● What you need to do
Reproduce verbatim every line of the data below from the one containing "- series-line-pp: [1190, 260, 1939, 453]" down to the one containing "- x-tick-label: 60: [1997, 675, 2032, 709]", both included.
-------- Rows --------
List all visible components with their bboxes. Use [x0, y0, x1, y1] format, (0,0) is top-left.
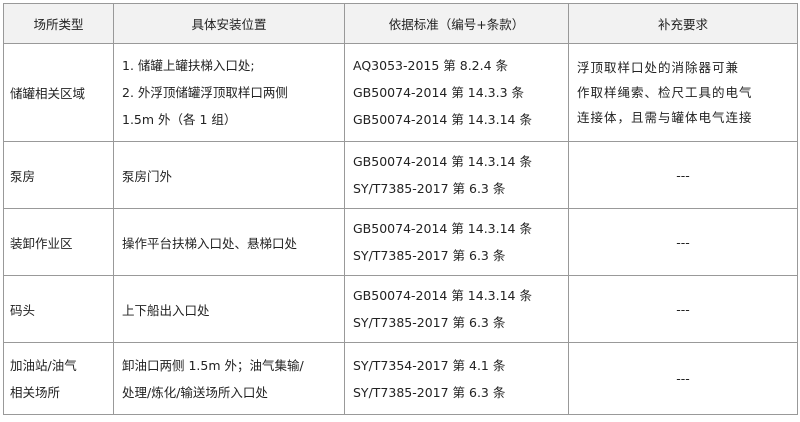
type-cell: 装卸作业区: [3, 208, 114, 276]
header-cell: 补充要求: [568, 3, 798, 44]
standard-line: GB50074-2014 第 14.3.14 条: [353, 288, 532, 303]
type-line: 相关场所: [10, 384, 61, 400]
location-cell: 卸油口两侧 1.5m 外；油气集输/处理/炼化/输送场所入口处: [113, 342, 345, 415]
table-row: 泵房 泵房门外 GB50074-2014 第 14.3.14 条 SY/T7385…: [3, 141, 798, 209]
header-cell: 场所类型: [3, 3, 114, 44]
location-line: 1. 储罐上罐扶梯入口处;: [122, 58, 255, 73]
standard-line: GB50074-2014 第 14.3.3 条: [353, 85, 525, 100]
standard-line: SY/T7354-2017 第 4.1 条: [353, 357, 506, 373]
requirement-cell: ---: [568, 208, 798, 276]
requirement-line: 作取样绳索、检尺工具的电气: [577, 85, 753, 100]
location-cell: 泵房门外: [113, 141, 345, 209]
standard-line: SY/T7385-2017 第 6.3 条: [353, 384, 506, 400]
standard-line: GB50074-2014 第 14.3.14 条: [353, 221, 532, 236]
table-row: 装卸作业区 操作平台扶梯入口处、悬梯口处 GB50074-2014 第 14.3…: [3, 208, 798, 276]
standard-line: SY/T7385-2017 第 6.3 条: [353, 248, 506, 263]
standard-line: GB50074-2014 第 14.3.14 条: [353, 154, 532, 169]
location-cell: 1. 储罐上罐扶梯入口处; 2. 外浮顶储罐浮顶取样口两侧 1.5m 外（各 1 组…: [113, 43, 345, 142]
requirement-cell: ---: [568, 342, 798, 415]
type-cell: 储罐相关区域: [3, 43, 114, 142]
location-line: 处理/炼化/输送场所入口处: [122, 384, 268, 400]
requirement-line: 浮顶取样口处的消除器可兼: [577, 60, 740, 75]
standard-line: SY/T7385-2017 第 6.3 条: [353, 181, 506, 196]
location-line: 2. 外浮顶储罐浮顶取样口两侧: [122, 85, 288, 100]
header-row: 场所类型 具体安装位置 依据标准（编号+条款） 补充要求: [3, 3, 798, 44]
header-cell: 具体安装位置: [113, 3, 345, 44]
header-cell: 依据标准（编号+条款）: [344, 3, 569, 44]
type-cell: 加油站/油气 相关场所: [3, 342, 114, 415]
requirement-cell: ---: [568, 141, 798, 209]
standard-line: GB50074-2014 第 14.3.14 条: [353, 112, 532, 127]
type-cell: 码头: [3, 275, 114, 343]
location-cell: 上下船出入口处: [113, 275, 345, 343]
requirement-cell: ---: [568, 275, 798, 343]
type-cell: 泵房: [3, 141, 114, 209]
standards-cell: GB50074-2014 第 14.3.14 条 SY/T7385-2017 第 …: [344, 208, 569, 276]
table-row: 加油站/油气 相关场所 卸油口两侧 1.5m 外；油气集输/处理/炼化/输送场所入…: [3, 342, 798, 415]
table-row: 储罐相关区域 1. 储罐上罐扶梯入口处; 2. 外浮顶储罐浮顶取样口两侧 1.5m …: [3, 43, 798, 142]
standards-cell: GB50074-2014 第 14.3.14 条 SY/T7385-2017 第 …: [344, 275, 569, 343]
requirement-cell: 浮顶取样口处的消除器可兼 作取样绳索、检尺工具的电气 连接体，且需与罐体电气连接: [568, 43, 798, 142]
standards-cell: GB50074-2014 第 14.3.14 条 SY/T7385-2017 第 …: [344, 141, 569, 209]
standards-table: 场所类型 具体安装位置 依据标准（编号+条款） 补充要求 储罐相关区域 1. 储…: [3, 3, 798, 415]
type-line: 加油站/油气: [10, 357, 77, 373]
location-line: 1.5m 外（各 1 组）: [122, 112, 237, 127]
location-line: 卸油口两侧 1.5m 外；油气集输/: [122, 357, 304, 373]
requirement-line: 连接体，且需与罐体电气连接: [577, 110, 753, 125]
standard-line: AQ3053-2015 第 8.2.4 条: [353, 58, 509, 73]
standards-cell: SY/T7354-2017 第 4.1 条 SY/T7385-2017 第 6.3…: [344, 342, 569, 415]
standards-cell: AQ3053-2015 第 8.2.4 条 GB50074-2014 第 14.3…: [344, 43, 569, 142]
table-row: 码头 上下船出入口处 GB50074-2014 第 14.3.14 条 SY/T7…: [3, 275, 798, 343]
location-cell: 操作平台扶梯入口处、悬梯口处: [113, 208, 345, 276]
standard-line: SY/T7385-2017 第 6.3 条: [353, 315, 506, 330]
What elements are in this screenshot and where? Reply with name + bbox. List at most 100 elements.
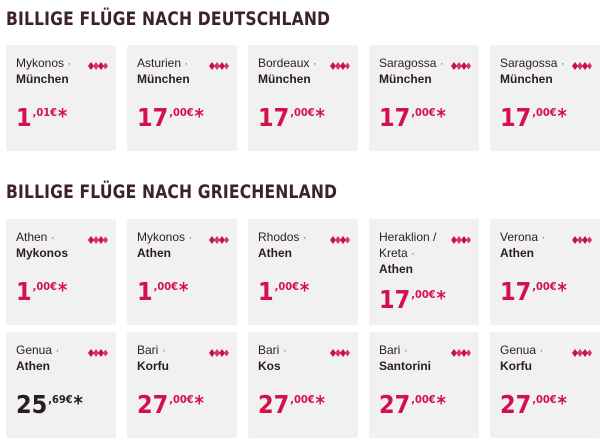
price-asterisk: * (57, 104, 68, 128)
airline-logo-icon (88, 231, 108, 244)
flight-deal-card[interactable]: Bordeaux · München 17,00€* (248, 45, 358, 151)
route-separator: · (411, 246, 416, 260)
route-label: Bari · Santorini (379, 342, 459, 374)
route-label: Athen · Mykonos (16, 229, 96, 261)
flight-deal-card[interactable]: Verona · Athen 17,00€* (490, 219, 600, 325)
flight-deal-card[interactable]: Athen · Mykonos 1,00€* (6, 219, 116, 325)
airline-logo-icon (209, 57, 229, 70)
destination-city: München (258, 72, 311, 86)
route-separator: · (161, 343, 166, 357)
route-separator: · (184, 56, 189, 70)
destination-city: München (500, 72, 553, 86)
flight-deal-card[interactable]: Bari · Santorini 27,00€* (369, 332, 479, 438)
price-decimal: ,69 (48, 393, 66, 406)
flight-deal-card[interactable]: Saragossa · München 17,00€* (369, 45, 479, 151)
price-decimal: ,00 (411, 288, 429, 301)
route-separator: · (560, 56, 565, 70)
airline-logo-icon (451, 344, 471, 357)
destination-city: München (379, 72, 432, 86)
airline-logo-icon (451, 57, 471, 70)
price-integer: 27 (500, 390, 532, 419)
flight-deal-card[interactable]: Mykonos · München 1,01€* (6, 45, 116, 151)
price-asterisk: * (178, 278, 189, 302)
route-label: Bari · Kos (258, 342, 338, 374)
flight-deal-card[interactable]: Saragossa · München 17,00€* (490, 45, 600, 151)
price-currency: € (428, 106, 436, 119)
airline-logo-icon (572, 344, 592, 357)
price-integer: 27 (379, 390, 411, 419)
airline-logo-icon (572, 231, 592, 244)
price-asterisk: * (436, 104, 446, 128)
price-integer: 27 (137, 390, 169, 419)
airline-logo-icon (330, 231, 350, 244)
origin-city: Athen (16, 230, 48, 244)
price-decimal: ,00 (32, 280, 51, 293)
price-label: 1,01€* (16, 103, 67, 132)
destination-city: Korfu (137, 359, 169, 373)
route-separator: · (439, 56, 444, 70)
price-integer: 1 (16, 103, 32, 132)
flight-deal-card[interactable]: Genua · Korfu 27,00€* (490, 332, 600, 438)
route-label: Bordeaux · München (258, 55, 338, 87)
price-asterisk: * (194, 391, 204, 415)
flight-deal-card[interactable]: Asturien · München 17,00€* (127, 45, 237, 151)
flight-deal-card[interactable]: Heraklion / Kreta · Athen 17,00€* (369, 219, 479, 325)
price-currency: € (428, 288, 436, 301)
price-integer: 27 (258, 390, 290, 419)
destination-city: Athen (137, 246, 171, 260)
price-decimal: ,00 (169, 106, 187, 119)
price-decimal: ,00 (411, 106, 429, 119)
price-label: 17,00€* (500, 103, 567, 132)
price-currency: € (292, 280, 300, 293)
price-currency: € (549, 280, 557, 293)
price-currency: € (186, 393, 194, 406)
origin-city: Bari (258, 343, 280, 357)
flight-deal-card[interactable]: Bari · Kos 27,00€* (248, 332, 358, 438)
route-label: Verona · Athen (500, 229, 580, 261)
destination-city: Athen (16, 359, 50, 373)
price-currency: € (307, 393, 315, 406)
price-label: 17,00€* (379, 285, 446, 314)
price-label: 27,00€* (379, 390, 446, 419)
origin-city: Genua (16, 343, 53, 357)
route-label: Rhodos · Athen (258, 229, 338, 261)
price-integer: 17 (500, 277, 532, 306)
route-label: Heraklion / Kreta · Athen (379, 229, 459, 277)
price-label: 27,00€* (258, 390, 325, 419)
destination-city: Korfu (500, 359, 532, 373)
price-currency: € (549, 106, 557, 119)
price-integer: 17 (137, 103, 169, 132)
price-currency: € (50, 106, 58, 119)
route-separator: · (539, 343, 544, 357)
origin-city: Bari (137, 343, 159, 357)
flight-deal-card[interactable]: Rhodos · Athen 1,00€* (248, 219, 358, 325)
price-label: 17,00€* (258, 103, 325, 132)
price-currency: € (428, 393, 436, 406)
origin-city: Mykonos (137, 230, 186, 244)
price-asterisk: * (557, 391, 567, 415)
route-label: Asturien · München (137, 55, 217, 87)
origin-city: Bari (379, 343, 401, 357)
price-label: 1,00€* (258, 277, 309, 306)
destination-city: Santorini (379, 359, 432, 373)
flight-deal-card[interactable]: Bari · Korfu 27,00€* (127, 332, 237, 438)
section-title-deutschland: BILLIGE FLÜGE NACH DEUTSCHLAND (6, 8, 331, 30)
price-integer: 17 (500, 103, 532, 132)
price-decimal: ,00 (153, 280, 172, 293)
price-asterisk: * (57, 278, 68, 302)
price-label: 27,00€* (500, 390, 567, 419)
route-separator: · (541, 230, 546, 244)
flight-deal-card[interactable]: Mykonos · Athen 1,00€* (127, 219, 237, 325)
airline-logo-icon (88, 344, 108, 357)
route-label: Genua · Korfu (500, 342, 580, 374)
airline-logo-icon (209, 344, 229, 357)
origin-city: Verona (500, 230, 539, 244)
route-separator: · (302, 230, 307, 244)
price-asterisk: * (315, 104, 325, 128)
flight-deal-card[interactable]: Genua · Athen 25,69€* (6, 332, 116, 438)
price-integer: 17 (258, 103, 290, 132)
route-separator: · (403, 343, 408, 357)
destination-city: München (137, 72, 190, 86)
route-label: Mykonos · München (16, 55, 96, 87)
price-currency: € (50, 280, 58, 293)
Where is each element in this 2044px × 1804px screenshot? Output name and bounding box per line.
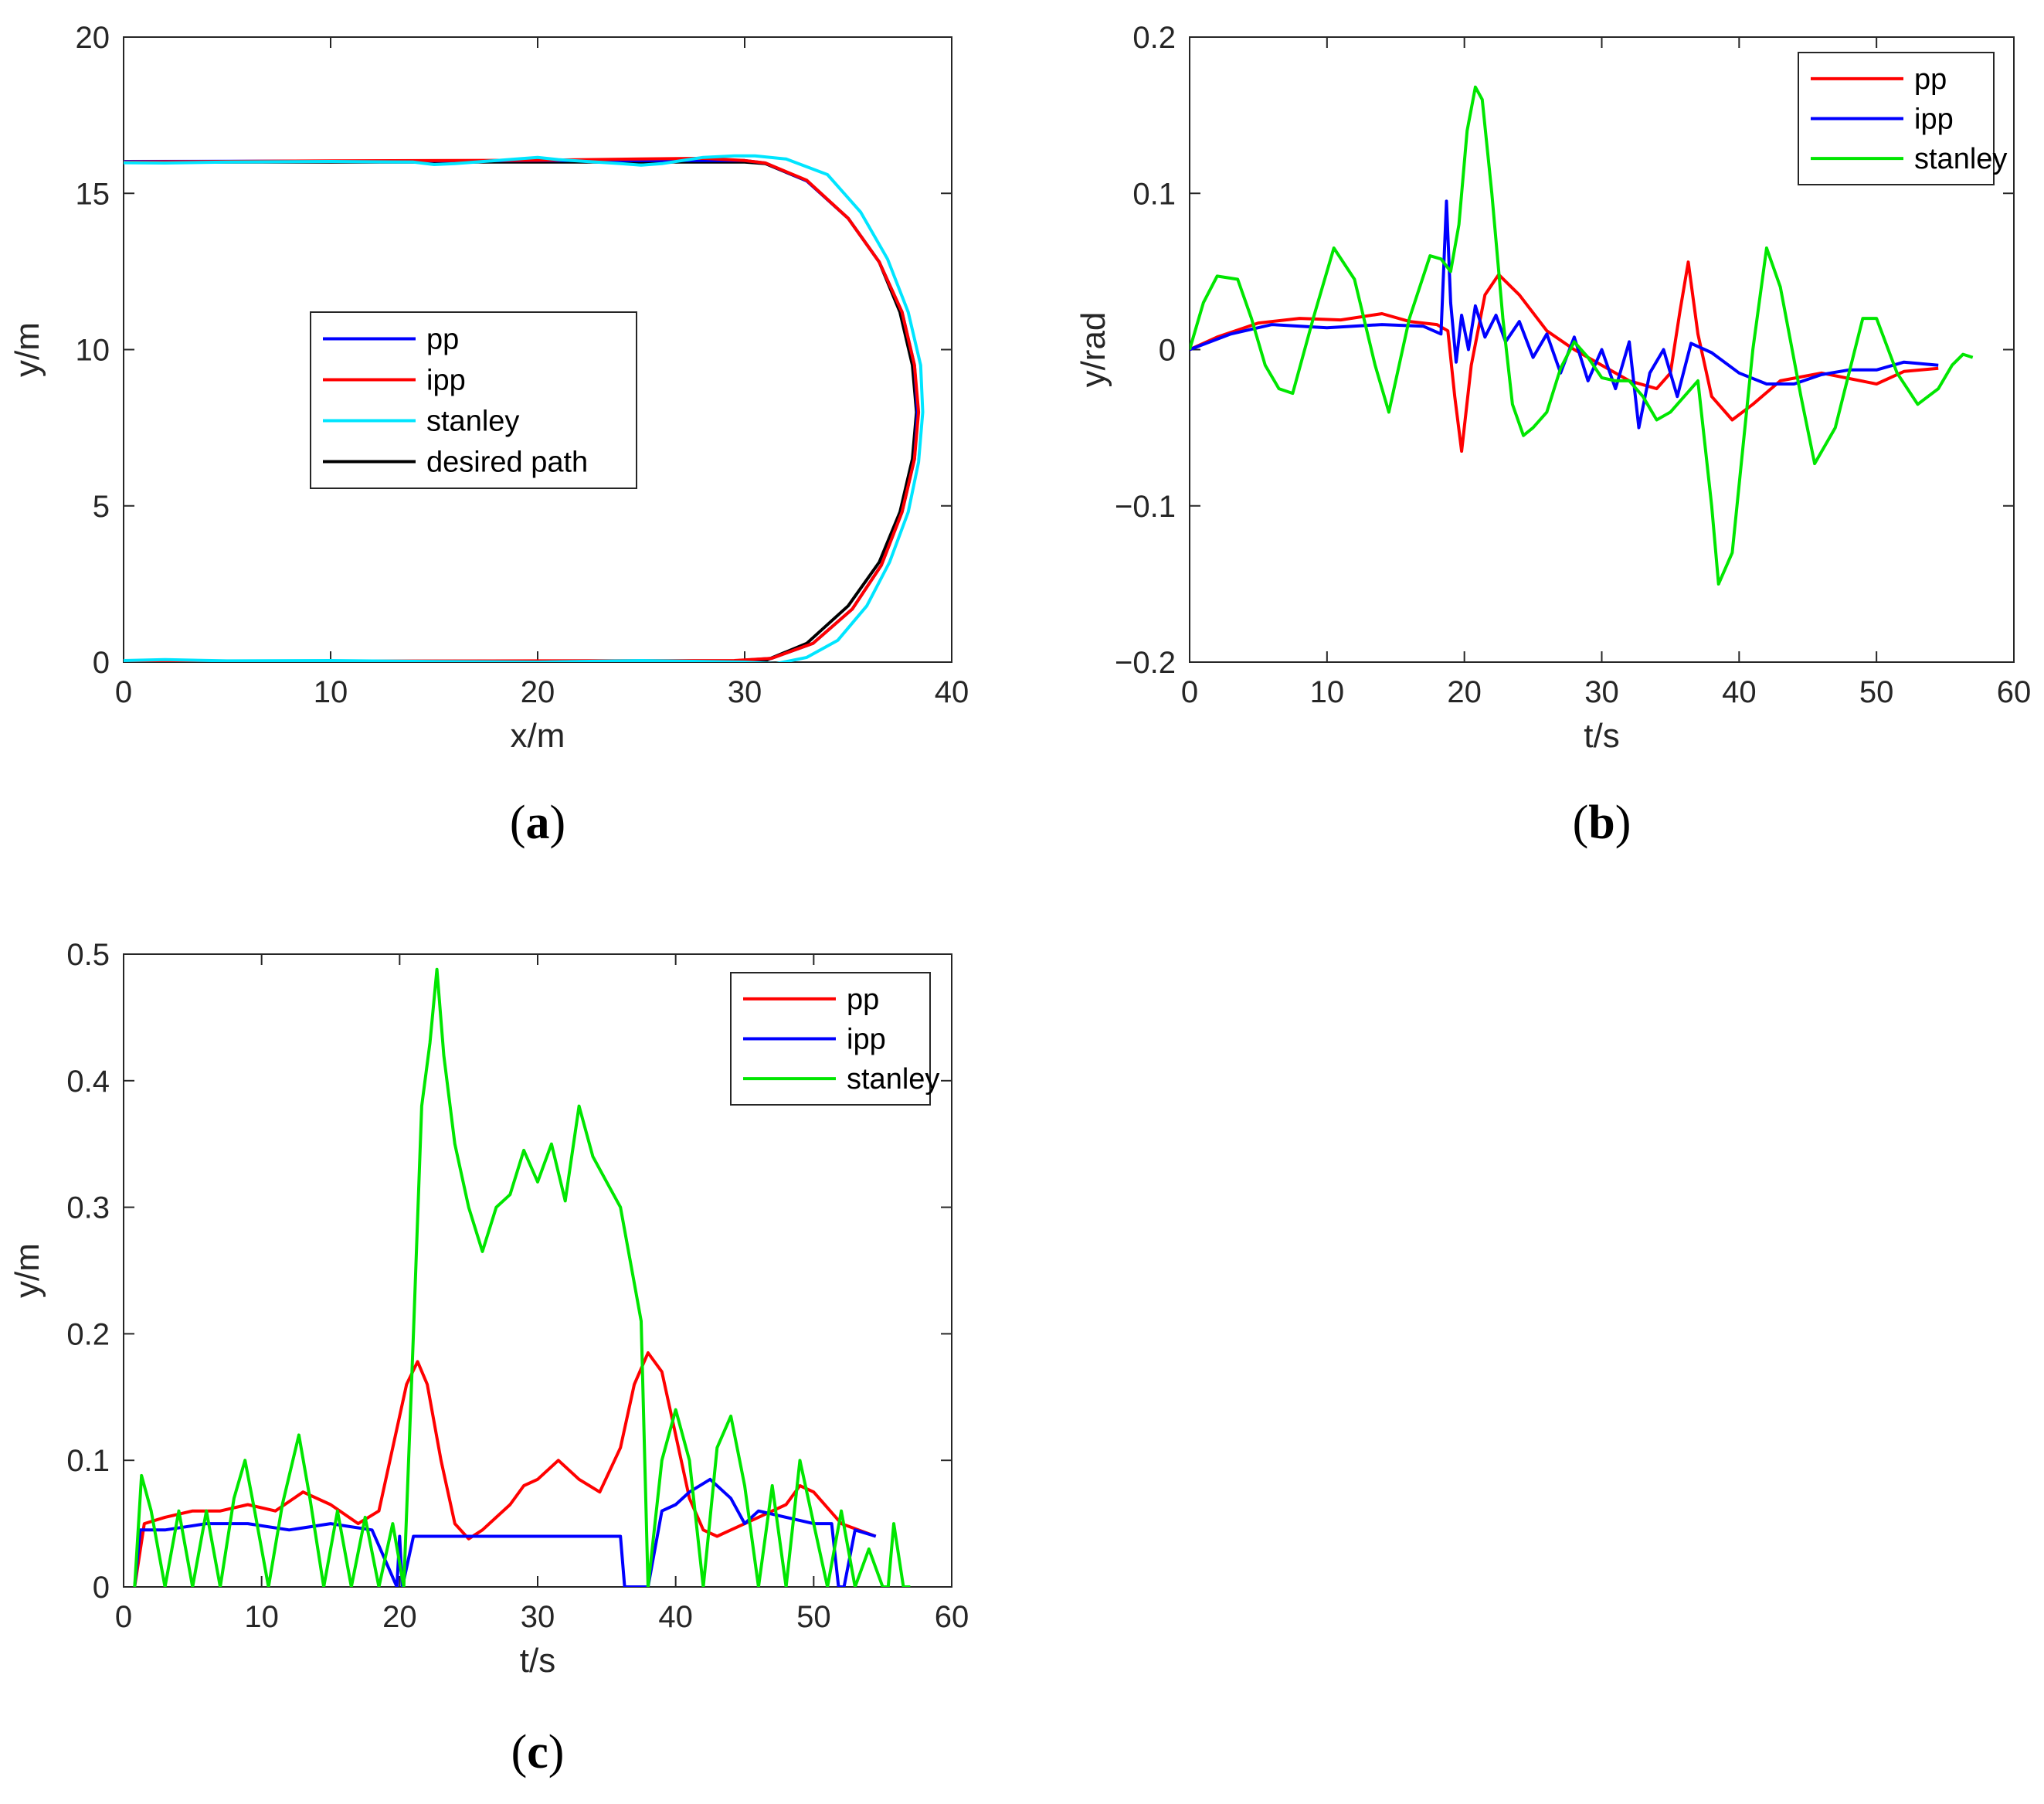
- series-line-pp: [1190, 260, 1939, 453]
- x-axis-label: t/s: [1584, 717, 1619, 755]
- legend-label: ipp: [1914, 104, 1954, 136]
- legend-label: stanley: [1914, 143, 2007, 175]
- y-tick-label: 0.2: [66, 1317, 110, 1351]
- panel-a: 0 10 20 30 40 0 5 10 15 20 x/m y/m pp ipp stanley desir…: [8, 21, 969, 849]
- x-tick-label: 40: [658, 1600, 693, 1634]
- y-tick-label: −0.1: [1115, 490, 1176, 524]
- series-group: [133, 967, 911, 1587]
- legend-label: pp: [847, 984, 879, 1016]
- y-tick-label: 0.1: [1132, 177, 1176, 211]
- series-group: [1190, 85, 1974, 586]
- y-axis-label: y/m: [8, 1243, 46, 1298]
- series-line-ipp: [124, 156, 921, 662]
- x-tick-label: 10: [244, 1600, 279, 1634]
- series-line-stanley: [133, 967, 911, 1587]
- legend: pp ipp stanley desired path: [310, 311, 637, 489]
- x-tick-label: 20: [1447, 675, 1482, 709]
- y-tick-label: 15: [76, 177, 110, 211]
- series-line-ipp: [133, 1477, 877, 1587]
- legend-label: desired path: [426, 447, 588, 479]
- y-tick-label: 0: [93, 1571, 110, 1605]
- y-tick-label: −0.2: [1115, 646, 1176, 680]
- x-tick-label: 50: [1859, 675, 1894, 709]
- panel-caption: (c): [511, 1726, 565, 1779]
- legend-label: ipp: [847, 1024, 886, 1056]
- y-tick-label: 5: [93, 490, 110, 524]
- legend-label: stanley: [426, 406, 519, 438]
- y-tick-label: 0.4: [66, 1065, 110, 1099]
- legend-label: pp: [426, 324, 459, 356]
- x-tick-label: 0: [115, 675, 132, 709]
- y-tick-label: 20: [76, 21, 110, 55]
- x-tick-label: 40: [1722, 675, 1757, 709]
- y-axis-label: y/m: [8, 322, 46, 377]
- x-tick-label: 20: [521, 675, 555, 709]
- y-axis-label: y/rad: [1075, 312, 1112, 388]
- y-tick-label: 0: [93, 646, 110, 680]
- x-tick-label: 30: [1584, 675, 1619, 709]
- y-tick-label: 0.3: [66, 1191, 110, 1225]
- x-tick-label: 20: [382, 1600, 417, 1634]
- x-tick-label: 60: [1997, 675, 2032, 709]
- x-tick-label: 30: [728, 675, 762, 709]
- x-axis-label: x/m: [511, 717, 565, 755]
- legend: pp ipp stanley: [730, 972, 939, 1106]
- x-tick-label: 40: [935, 675, 969, 709]
- x-tick-label: 60: [935, 1600, 969, 1634]
- legend-box: [310, 311, 637, 489]
- series-line-stanley: [1190, 85, 1974, 586]
- series-group: [124, 154, 925, 662]
- x-tick-label: 30: [521, 1600, 555, 1634]
- legend-label: stanley: [847, 1063, 939, 1096]
- y-tick-label: 0.2: [1132, 21, 1176, 55]
- x-tick-label: 10: [1310, 675, 1345, 709]
- legend-label: ipp: [426, 365, 466, 397]
- series-line-stanley: [124, 154, 925, 662]
- x-tick-label: 50: [796, 1600, 831, 1634]
- legend: pp ipp stanley: [1798, 52, 2007, 185]
- y-tick-label: 0: [1159, 334, 1176, 368]
- panel-caption: (b): [1573, 797, 1631, 849]
- series-line-pp: [133, 1351, 877, 1587]
- y-tick-label: 10: [76, 334, 110, 368]
- x-axis-label: t/s: [520, 1642, 555, 1680]
- panel-c: 0 10 20 30 40 50 60 0 0.1 0.2 0.3 0.4 0.5 t/s y/m pp ipp…: [8, 938, 969, 1779]
- x-tick-label: 0: [115, 1600, 132, 1634]
- legend-label: pp: [1914, 63, 1947, 96]
- y-tick-label: 0.1: [66, 1444, 110, 1478]
- x-tick-label: 10: [314, 675, 348, 709]
- panel-b: 0 10 20 30 40 50 60 −0.2 −0.1 0 0.1 0.2 t/s y/rad pp ip…: [1075, 21, 2031, 849]
- x-tick-label: 0: [1181, 675, 1198, 709]
- y-tick-label: 0.5: [66, 938, 110, 972]
- panel-caption: (a): [510, 797, 565, 849]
--------
● Exercise solution
- series-line-pp: [1190, 260, 1939, 453]
- x-axis-label: t/s: [1584, 717, 1619, 755]
- legend-label: ipp: [1914, 104, 1954, 136]
- legend-label: stanley: [1914, 143, 2007, 175]
- y-tick-label: 0.2: [66, 1317, 110, 1351]
- panel-a: 0 10 20 30 40 0 5 10 15 20 x/m y/m pp ipp stanley desir…: [8, 21, 969, 849]
- x-tick-label: 40: [658, 1600, 693, 1634]
- y-tick-label: −0.1: [1115, 490, 1176, 524]
- series-group: [133, 967, 911, 1587]
- legend-label: pp: [847, 984, 879, 1016]
- y-tick-label: 0.1: [1132, 177, 1176, 211]
- series-group: [1190, 85, 1974, 586]
- y-axis-label: y/m: [8, 1243, 46, 1298]
- series-line-ipp: [124, 156, 921, 662]
- x-tick-label: 10: [244, 1600, 279, 1634]
- series-line-stanley: [133, 967, 911, 1587]
- legend: pp ipp stanley desired path: [310, 311, 637, 489]
- x-tick-label: 20: [1447, 675, 1482, 709]
- y-tick-label: 15: [76, 177, 110, 211]
- series-line-ipp: [133, 1477, 877, 1587]
- legend-label: desired path: [426, 447, 588, 479]
- y-tick-label: 0: [93, 1571, 110, 1605]
- y-tick-label: −0.2: [1115, 646, 1176, 680]
- x-tick-label: 50: [1859, 675, 1894, 709]
- panel-caption: (c): [511, 1726, 565, 1779]
- legend-label: ipp: [847, 1024, 886, 1056]
- y-tick-label: 5: [93, 490, 110, 524]
- legend-label: stanley: [426, 406, 519, 438]
- y-tick-label: 0.4: [66, 1065, 110, 1099]
- legend-label: pp: [426, 324, 459, 356]
- x-tick-label: 0: [115, 675, 132, 709]
- y-tick-label: 20: [76, 21, 110, 55]
- x-tick-label: 40: [1722, 675, 1757, 709]
- y-axis-label: y/m: [8, 322, 46, 377]
- x-tick-label: 20: [521, 675, 555, 709]
- y-axis-label: y/rad: [1075, 312, 1112, 388]
- y-tick-label: 0: [93, 646, 110, 680]
- x-tick-label: 30: [1584, 675, 1619, 709]
- y-tick-label: 0.3: [66, 1191, 110, 1225]
- x-tick-label: 20: [382, 1600, 417, 1634]
- x-tick-label: 60: [1997, 675, 2032, 709]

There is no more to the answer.